→ WHAT THE EXERCISE ASKS:
Quote every entry word for word.

→ EXERCISE MATERIALS:

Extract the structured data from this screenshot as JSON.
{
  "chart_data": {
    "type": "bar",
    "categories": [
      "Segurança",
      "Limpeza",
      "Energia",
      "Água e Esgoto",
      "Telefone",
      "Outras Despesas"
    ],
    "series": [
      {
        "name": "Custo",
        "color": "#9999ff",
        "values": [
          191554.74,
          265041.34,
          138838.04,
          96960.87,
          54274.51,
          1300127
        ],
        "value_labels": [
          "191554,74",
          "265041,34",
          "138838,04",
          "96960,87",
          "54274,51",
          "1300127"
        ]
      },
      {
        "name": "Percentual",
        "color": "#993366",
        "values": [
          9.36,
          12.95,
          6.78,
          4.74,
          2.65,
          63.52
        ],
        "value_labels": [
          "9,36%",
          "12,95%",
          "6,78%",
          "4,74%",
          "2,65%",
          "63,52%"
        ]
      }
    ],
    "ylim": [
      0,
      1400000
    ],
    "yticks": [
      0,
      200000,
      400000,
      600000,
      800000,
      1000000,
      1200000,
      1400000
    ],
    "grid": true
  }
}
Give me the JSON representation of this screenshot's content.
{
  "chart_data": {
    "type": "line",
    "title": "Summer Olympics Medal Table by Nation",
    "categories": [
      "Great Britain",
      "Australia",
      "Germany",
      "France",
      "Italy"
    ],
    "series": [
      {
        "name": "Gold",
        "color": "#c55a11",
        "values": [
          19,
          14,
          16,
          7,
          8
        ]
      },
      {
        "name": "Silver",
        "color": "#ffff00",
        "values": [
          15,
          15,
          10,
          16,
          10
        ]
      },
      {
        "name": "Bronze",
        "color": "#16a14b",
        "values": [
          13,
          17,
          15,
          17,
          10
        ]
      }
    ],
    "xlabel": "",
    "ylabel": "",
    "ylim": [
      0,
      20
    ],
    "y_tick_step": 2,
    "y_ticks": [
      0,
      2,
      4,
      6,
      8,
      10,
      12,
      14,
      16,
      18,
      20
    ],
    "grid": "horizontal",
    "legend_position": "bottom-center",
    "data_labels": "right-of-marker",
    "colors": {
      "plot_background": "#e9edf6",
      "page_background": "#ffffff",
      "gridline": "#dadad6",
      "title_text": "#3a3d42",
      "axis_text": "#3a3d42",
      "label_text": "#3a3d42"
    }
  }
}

→ WRITTEN ANSWER:
Extract the structured data from this screenshot as JSON.
{
  "chart_data": {
    "type": "bar",
    "categories": [
      "Segurança",
      "Limpeza",
      "Energia",
      "Água e Esgoto",
      "Telefone",
      "Outras Despesas"
    ],
    "series": [
      {
        "name": "Custo",
        "color": "#9999ff",
        "values": [
          191554.74,
          265041.34,
          138838.04,
          96960.87,
          54274.51,
          1300127
        ],
        "value_labels": [
          "191554,74",
          "265041,34",
          "138838,04",
          "96960,87",
          "54274,51",
          "1300127"
        ]
      },
      {
        "name": "Percentual",
        "color": "#993366",
        "values": [
          9.36,
          12.95,
          6.78,
          4.74,
          2.65,
          63.52
        ],
        "value_labels": [
          "9,36%",
          "12,95%",
          "6,78%",
          "4,74%",
          "2,65%",
          "63,52%"
        ]
      }
    ],
    "ylim": [
      0,
      1400000
    ],
    "yticks": [
      0,
      200000,
      400000,
      600000,
      800000,
      1000000,
      1200000,
      1400000
    ],
    "grid": true
  }
}
Give me the JSON representation of this screenshot's content.
{
  "chart_data": {
    "type": "line",
    "title": "Summer Olympics Medal Table by Nation",
    "categories": [
      "Great Britain",
      "Australia",
      "Germany",
      "France",
      "Italy"
    ],
    "series": [
      {
        "name": "Gold",
        "color": "#c55a11",
        "values": [
          19,
          14,
          16,
          7,
          8
        ]
      },
      {
        "name": "Silver",
        "color": "#ffff00",
        "values": [
          15,
          15,
          10,
          16,
          10
        ]
      },
      {
        "name": "Bronze",
        "color": "#16a14b",
        "values": [
          13,
          17,
          15,
          17,
          10
        ]
      }
    ],
    "xlabel": "",
    "ylabel": "",
    "ylim": [
      0,
      20
    ],
    "y_tick_step": 2,
    "y_ticks": [
      0,
      2,
      4,
      6,
      8,
      10,
      12,
      14,
      16,
      18,
      20
    ],
    "grid": "horizontal",
    "legend_position": "bottom-center",
    "data_labels": "right-of-marker",
    "colors": {
      "plot_background": "#e9edf6",
      "page_background": "#ffffff",
      "gridline": "#dadad6",
      "title_text": "#3a3d42",
      "axis_text": "#3a3d42",
      "label_text": "#3a3d42"
    }
  }
}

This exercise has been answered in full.